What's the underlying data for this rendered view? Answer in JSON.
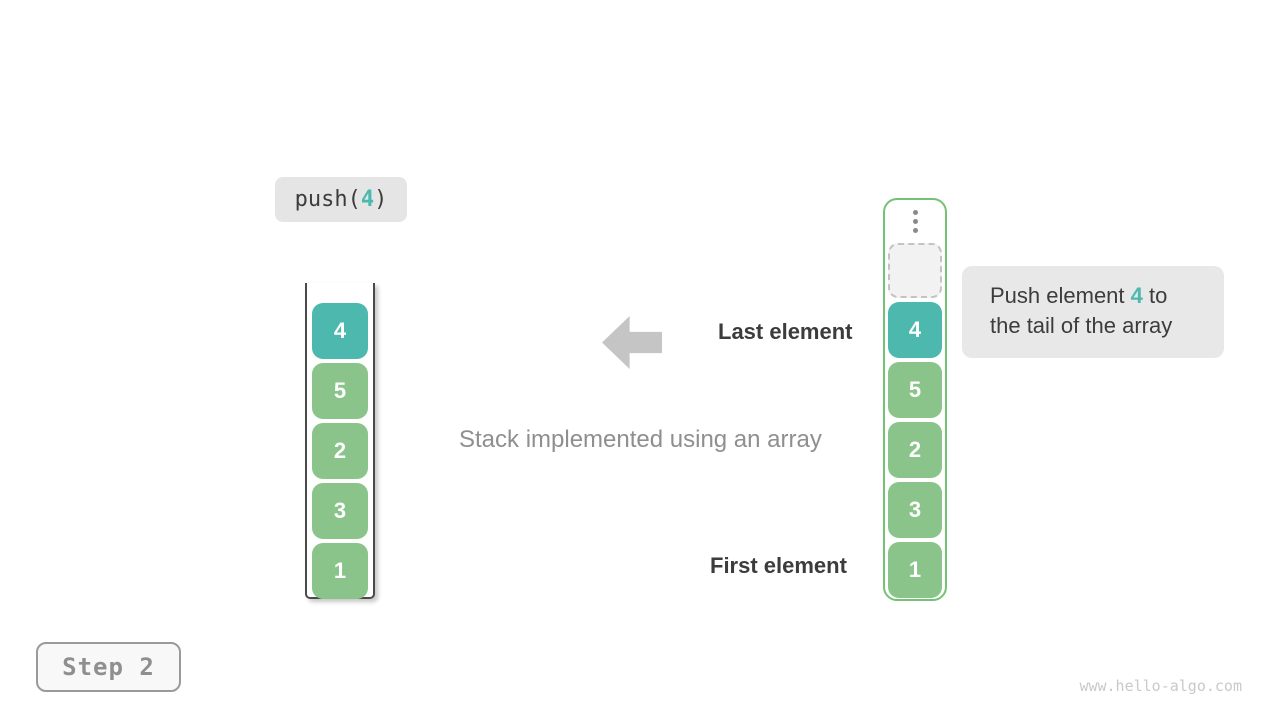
{
  "colors": {
    "teal": "#4DB8AE",
    "green": "#8BC48B",
    "green_border": "#74C274",
    "panel_bg": "#E5E5E5",
    "callout_bg": "#E8E8E8",
    "text_dark": "#3C3C3C",
    "text_gray": "#8F8F8F",
    "arrow_gray": "#C5C5C5",
    "container_border": "#4A4A4A",
    "empty_bg": "#F2F2F2",
    "empty_border": "#C3C3C3",
    "step_border": "#9A9A9A",
    "step_bg": "#F8F8F8",
    "watermark_gray": "#C9C9C9"
  },
  "operation": {
    "prefix": "push(",
    "arg": "4",
    "suffix": ")"
  },
  "labels": {
    "last_element": "Last element",
    "first_element": "First element",
    "caption": "Stack implemented using an array",
    "step": "Step 2",
    "watermark": "www.hello-algo.com"
  },
  "callout": {
    "before": "Push element ",
    "highlight": "4",
    "after": " to the tail of the array"
  },
  "stacks": {
    "left": {
      "cells": [
        "4",
        "5",
        "2",
        "3",
        "1"
      ]
    },
    "right": {
      "ellipsis_icon": "vertical-ellipsis",
      "has_empty_slot": true,
      "cells": [
        "4",
        "5",
        "2",
        "3",
        "1"
      ]
    }
  }
}
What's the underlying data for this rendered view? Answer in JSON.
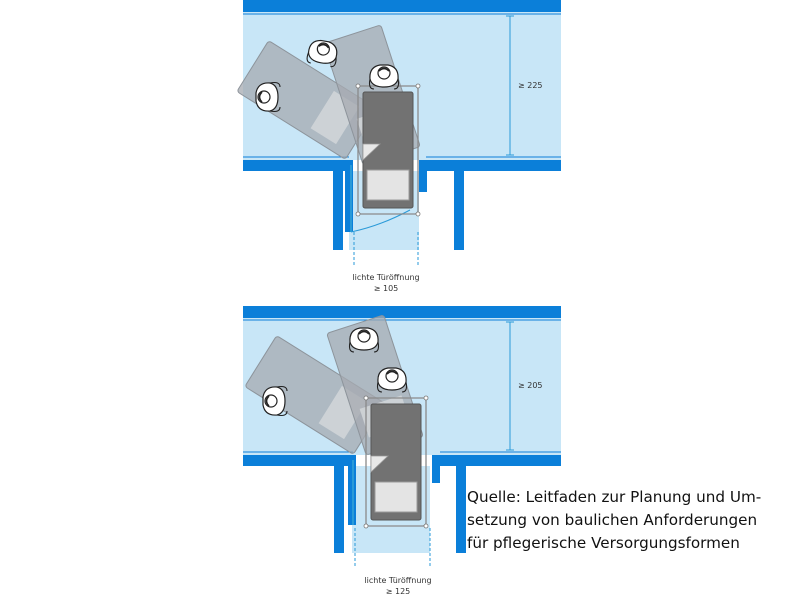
{
  "colors": {
    "wall": "#0b7fd9",
    "corridor": "#c8e6f7",
    "bed_frame": "#7a7a7a",
    "bed_mattress": "#6f6f6f",
    "bed_ghost": "#a9a9a9",
    "dimension": "#2a9ad8"
  },
  "diagrams": [
    {
      "corridor_width_label": "≥ 225",
      "door_label_line1": "lichte Türöffnung",
      "door_label_line2": "≥ 105"
    },
    {
      "corridor_width_label": "≥ 205",
      "door_label_line1": "lichte Türöffnung",
      "door_label_line2": "≥ 125"
    }
  ],
  "source": {
    "line1": "Quelle: Leitfaden zur Planung und Um-",
    "line2": "setzung von baulichen Anforderungen",
    "line3": "für pflegerische Versorgungsformen"
  }
}
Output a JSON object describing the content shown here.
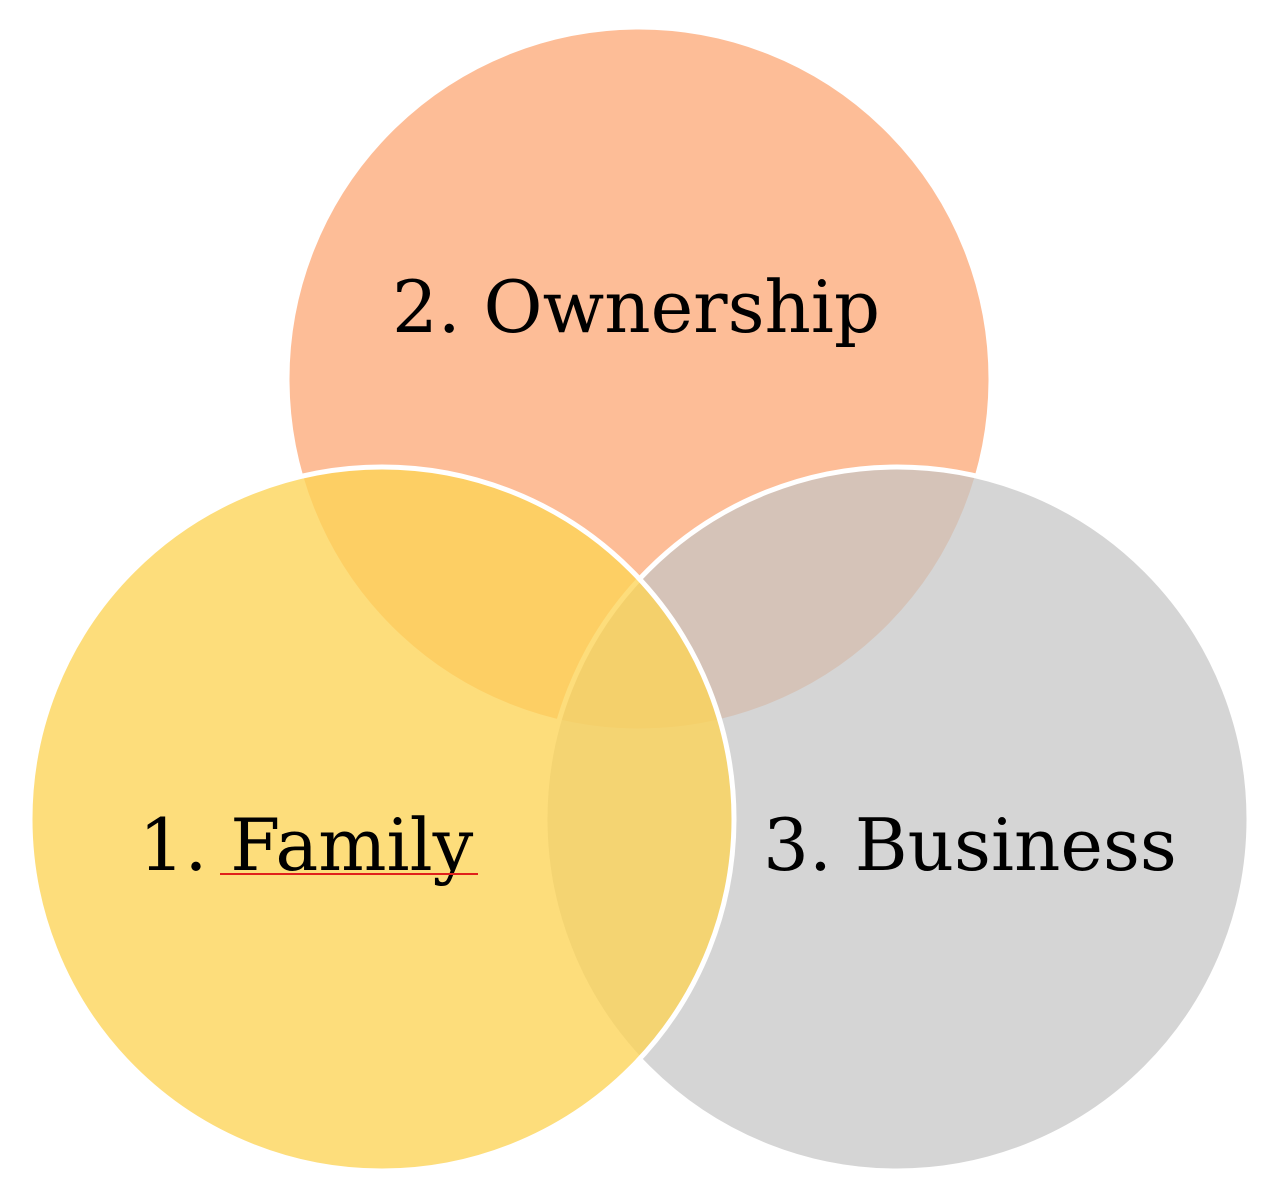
{
  "diagram": {
    "type": "venn",
    "sets": [
      {
        "id": "family",
        "label": "1. Family",
        "color": "#FDD456"
      },
      {
        "id": "ownership",
        "label": "2. Ownership",
        "color": "#FDAA7A"
      },
      {
        "id": "business",
        "label": "3. Business",
        "color": "#C5C5C5"
      }
    ],
    "spellcheck_underline_color": "#E0201B"
  }
}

════

→ **SHORT PROBLEM**
Repeat each entry precisely as it appears. Leave the pictures out.

→ **OUTPUT FOR THIS EXERCISE**
What's the underlying data for this rendered view? Answer in JSON.
{
  "colors": {
    "teal": "#4DB8AE",
    "green": "#8BC48B",
    "green_border": "#74C274",
    "panel_bg": "#E5E5E5",
    "callout_bg": "#E8E8E8",
    "text_dark": "#3C3C3C",
    "text_gray": "#8F8F8F",
    "arrow_gray": "#C5C5C5",
    "container_border": "#4A4A4A",
    "empty_bg": "#F2F2F2",
    "empty_border": "#C3C3C3",
    "step_border": "#9A9A9A",
    "step_bg": "#F8F8F8",
    "watermark_gray": "#C9C9C9"
  },
  "operation": {
    "prefix": "push(",
    "arg": "4",
    "suffix": ")"
  },
  "labels": {
    "last_element": "Last element",
    "first_element": "First element",
    "caption": "Stack implemented using an array",
    "step": "Step 2",
    "watermark": "www.hello-algo.com"
  },
  "callout": {
    "before": "Push element ",
    "highlight": "4",
    "after": " to the tail of the array"
  },
  "stacks": {
    "left": {
      "cells": [
        "4",
        "5",
        "2",
        "3",
        "1"
      ]
    },
    "right": {
      "ellipsis_icon": "vertical-ellipsis",
      "has_empty_slot": true,
      "cells": [
        "4",
        "5",
        "2",
        "3",
        "1"
      ]
    }
  }
}
What's the underlying data for this rendered view? Answer in JSON.
{
  "colors": {
    "wall": "#0b7fd9",
    "corridor": "#c8e6f7",
    "bed_frame": "#7a7a7a",
    "bed_mattress": "#6f6f6f",
    "bed_ghost": "#a9a9a9",
    "dimension": "#2a9ad8"
  },
  "diagrams": [
    {
      "corridor_width_label": "≥ 225",
      "door_label_line1": "lichte Türöffnung",
      "door_label_line2": "≥ 105"
    },
    {
      "corridor_width_label": "≥ 205",
      "door_label_line1": "lichte Türöffnung",
      "door_label_line2": "≥ 125"
    }
  ],
  "source": {
    "line1": "Quelle: Leitfaden zur Planung und Um-",
    "line2": "setzung von baulichen Anforderungen",
    "line3": "für pflegerische Versorgungsformen"
  }
}
Output a JSON object describing the content shown here.
{
  "diagram": {
    "type": "venn",
    "sets": [
      {
        "id": "family",
        "label": "1. Family",
        "color": "#FDD456"
      },
      {
        "id": "ownership",
        "label": "2. Ownership",
        "color": "#FDAA7A"
      },
      {
        "id": "business",
        "label": "3. Business",
        "color": "#C5C5C5"
      }
    ],
    "spellcheck_underline_color": "#E0201B"
  }
}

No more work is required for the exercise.